● Problem to solve: Copy every line in which the string "relevant" occurs.

Collected data entries
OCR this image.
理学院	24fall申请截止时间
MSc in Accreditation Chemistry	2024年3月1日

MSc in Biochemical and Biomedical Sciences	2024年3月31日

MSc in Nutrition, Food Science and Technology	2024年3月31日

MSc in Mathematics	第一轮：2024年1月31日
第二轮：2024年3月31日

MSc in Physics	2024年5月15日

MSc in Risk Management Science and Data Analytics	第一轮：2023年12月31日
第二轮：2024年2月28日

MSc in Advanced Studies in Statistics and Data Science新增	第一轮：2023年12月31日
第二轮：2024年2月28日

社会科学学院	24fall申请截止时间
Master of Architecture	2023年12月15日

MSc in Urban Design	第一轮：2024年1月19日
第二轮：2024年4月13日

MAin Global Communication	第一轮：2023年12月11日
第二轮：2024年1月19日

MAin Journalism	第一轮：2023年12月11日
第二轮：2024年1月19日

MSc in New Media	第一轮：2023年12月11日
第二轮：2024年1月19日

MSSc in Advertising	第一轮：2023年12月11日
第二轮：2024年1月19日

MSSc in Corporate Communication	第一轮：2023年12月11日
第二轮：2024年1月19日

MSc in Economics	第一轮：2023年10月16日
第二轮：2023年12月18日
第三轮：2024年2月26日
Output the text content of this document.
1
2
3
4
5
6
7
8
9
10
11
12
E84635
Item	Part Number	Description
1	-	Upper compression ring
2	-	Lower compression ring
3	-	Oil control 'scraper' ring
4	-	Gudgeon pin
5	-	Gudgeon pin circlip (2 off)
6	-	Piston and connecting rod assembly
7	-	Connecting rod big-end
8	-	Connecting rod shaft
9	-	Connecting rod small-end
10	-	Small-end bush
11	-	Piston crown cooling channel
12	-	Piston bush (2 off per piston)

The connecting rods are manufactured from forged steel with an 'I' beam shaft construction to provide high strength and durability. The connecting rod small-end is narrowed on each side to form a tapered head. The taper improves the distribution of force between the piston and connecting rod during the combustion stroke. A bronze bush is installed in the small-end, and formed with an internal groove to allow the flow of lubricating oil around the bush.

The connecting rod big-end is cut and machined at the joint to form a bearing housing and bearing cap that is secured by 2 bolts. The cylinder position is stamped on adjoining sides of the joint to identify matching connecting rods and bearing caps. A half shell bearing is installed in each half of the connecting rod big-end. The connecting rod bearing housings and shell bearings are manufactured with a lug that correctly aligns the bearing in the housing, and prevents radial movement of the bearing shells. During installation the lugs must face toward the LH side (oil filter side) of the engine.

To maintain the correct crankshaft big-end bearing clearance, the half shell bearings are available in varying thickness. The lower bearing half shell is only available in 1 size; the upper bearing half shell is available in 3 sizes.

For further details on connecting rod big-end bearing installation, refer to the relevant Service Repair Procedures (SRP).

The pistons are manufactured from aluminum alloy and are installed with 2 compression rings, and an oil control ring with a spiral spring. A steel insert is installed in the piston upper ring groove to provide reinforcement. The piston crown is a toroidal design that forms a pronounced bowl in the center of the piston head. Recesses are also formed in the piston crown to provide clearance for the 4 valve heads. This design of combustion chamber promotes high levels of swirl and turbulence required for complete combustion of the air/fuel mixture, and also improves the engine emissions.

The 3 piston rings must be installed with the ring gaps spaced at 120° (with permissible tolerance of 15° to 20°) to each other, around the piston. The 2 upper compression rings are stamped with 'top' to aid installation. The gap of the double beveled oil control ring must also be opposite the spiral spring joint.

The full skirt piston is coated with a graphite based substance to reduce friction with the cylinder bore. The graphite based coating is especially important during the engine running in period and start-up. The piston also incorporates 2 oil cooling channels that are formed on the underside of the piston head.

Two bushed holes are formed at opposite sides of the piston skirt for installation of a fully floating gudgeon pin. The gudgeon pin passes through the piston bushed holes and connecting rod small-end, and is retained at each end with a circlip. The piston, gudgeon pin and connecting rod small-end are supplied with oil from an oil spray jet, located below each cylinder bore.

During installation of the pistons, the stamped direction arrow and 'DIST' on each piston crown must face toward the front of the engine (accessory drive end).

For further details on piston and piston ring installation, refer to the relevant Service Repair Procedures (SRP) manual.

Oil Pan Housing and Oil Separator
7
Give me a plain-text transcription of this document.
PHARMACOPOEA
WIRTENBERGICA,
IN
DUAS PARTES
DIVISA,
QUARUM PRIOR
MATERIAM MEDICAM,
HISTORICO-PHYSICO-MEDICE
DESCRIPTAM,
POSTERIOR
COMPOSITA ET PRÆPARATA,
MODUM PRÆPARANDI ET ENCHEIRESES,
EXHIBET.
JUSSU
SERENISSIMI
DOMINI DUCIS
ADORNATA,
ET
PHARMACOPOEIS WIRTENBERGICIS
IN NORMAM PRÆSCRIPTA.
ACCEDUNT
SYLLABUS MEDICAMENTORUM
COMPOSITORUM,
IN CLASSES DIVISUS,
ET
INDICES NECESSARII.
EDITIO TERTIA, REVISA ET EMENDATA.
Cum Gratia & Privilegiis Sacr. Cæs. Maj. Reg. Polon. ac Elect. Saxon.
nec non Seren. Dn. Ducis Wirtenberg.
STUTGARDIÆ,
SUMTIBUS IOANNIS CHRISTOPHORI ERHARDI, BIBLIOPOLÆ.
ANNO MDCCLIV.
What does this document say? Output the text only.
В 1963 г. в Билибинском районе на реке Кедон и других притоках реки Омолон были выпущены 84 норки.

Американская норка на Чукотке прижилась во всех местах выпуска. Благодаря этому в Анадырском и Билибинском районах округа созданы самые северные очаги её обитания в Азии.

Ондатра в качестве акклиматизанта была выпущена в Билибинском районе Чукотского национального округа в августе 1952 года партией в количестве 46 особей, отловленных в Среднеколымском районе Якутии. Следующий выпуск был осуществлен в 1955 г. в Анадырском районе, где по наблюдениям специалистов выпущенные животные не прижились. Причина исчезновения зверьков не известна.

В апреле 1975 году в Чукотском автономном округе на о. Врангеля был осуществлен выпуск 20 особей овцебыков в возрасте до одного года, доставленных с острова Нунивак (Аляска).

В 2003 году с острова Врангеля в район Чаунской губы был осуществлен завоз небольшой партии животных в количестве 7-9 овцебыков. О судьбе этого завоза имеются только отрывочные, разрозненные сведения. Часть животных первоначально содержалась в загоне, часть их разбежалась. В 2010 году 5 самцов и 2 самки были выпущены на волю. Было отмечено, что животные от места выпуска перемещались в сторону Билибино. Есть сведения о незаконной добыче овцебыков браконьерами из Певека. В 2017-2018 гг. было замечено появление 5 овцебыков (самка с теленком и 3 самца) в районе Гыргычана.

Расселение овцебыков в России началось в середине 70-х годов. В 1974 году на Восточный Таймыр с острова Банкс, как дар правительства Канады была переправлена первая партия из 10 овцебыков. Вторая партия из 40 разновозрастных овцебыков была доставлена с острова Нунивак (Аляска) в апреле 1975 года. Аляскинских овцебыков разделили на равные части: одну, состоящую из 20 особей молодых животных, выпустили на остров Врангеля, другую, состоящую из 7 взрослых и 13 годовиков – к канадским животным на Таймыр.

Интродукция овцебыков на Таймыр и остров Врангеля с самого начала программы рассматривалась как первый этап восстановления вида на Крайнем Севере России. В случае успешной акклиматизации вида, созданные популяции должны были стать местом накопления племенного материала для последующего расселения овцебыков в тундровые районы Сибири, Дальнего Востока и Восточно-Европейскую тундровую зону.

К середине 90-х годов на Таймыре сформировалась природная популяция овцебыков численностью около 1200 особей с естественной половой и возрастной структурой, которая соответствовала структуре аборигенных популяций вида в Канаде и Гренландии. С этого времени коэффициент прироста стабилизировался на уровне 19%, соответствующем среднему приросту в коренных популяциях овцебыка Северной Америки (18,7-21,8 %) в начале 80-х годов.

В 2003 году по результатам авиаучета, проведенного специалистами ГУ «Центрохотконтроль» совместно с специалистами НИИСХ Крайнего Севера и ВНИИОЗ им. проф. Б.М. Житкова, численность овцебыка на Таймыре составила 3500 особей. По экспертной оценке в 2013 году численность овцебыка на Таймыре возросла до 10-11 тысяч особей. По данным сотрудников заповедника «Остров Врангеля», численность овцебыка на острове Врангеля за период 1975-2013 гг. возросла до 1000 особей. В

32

● Result for this task:
For further details on connecting rod big-end bearing installation, refer to the relevant Service Repair Procedures (SRP).
For further details on piston and piston ring installation, refer to the relevant Service Repair Procedures (SRP) manual.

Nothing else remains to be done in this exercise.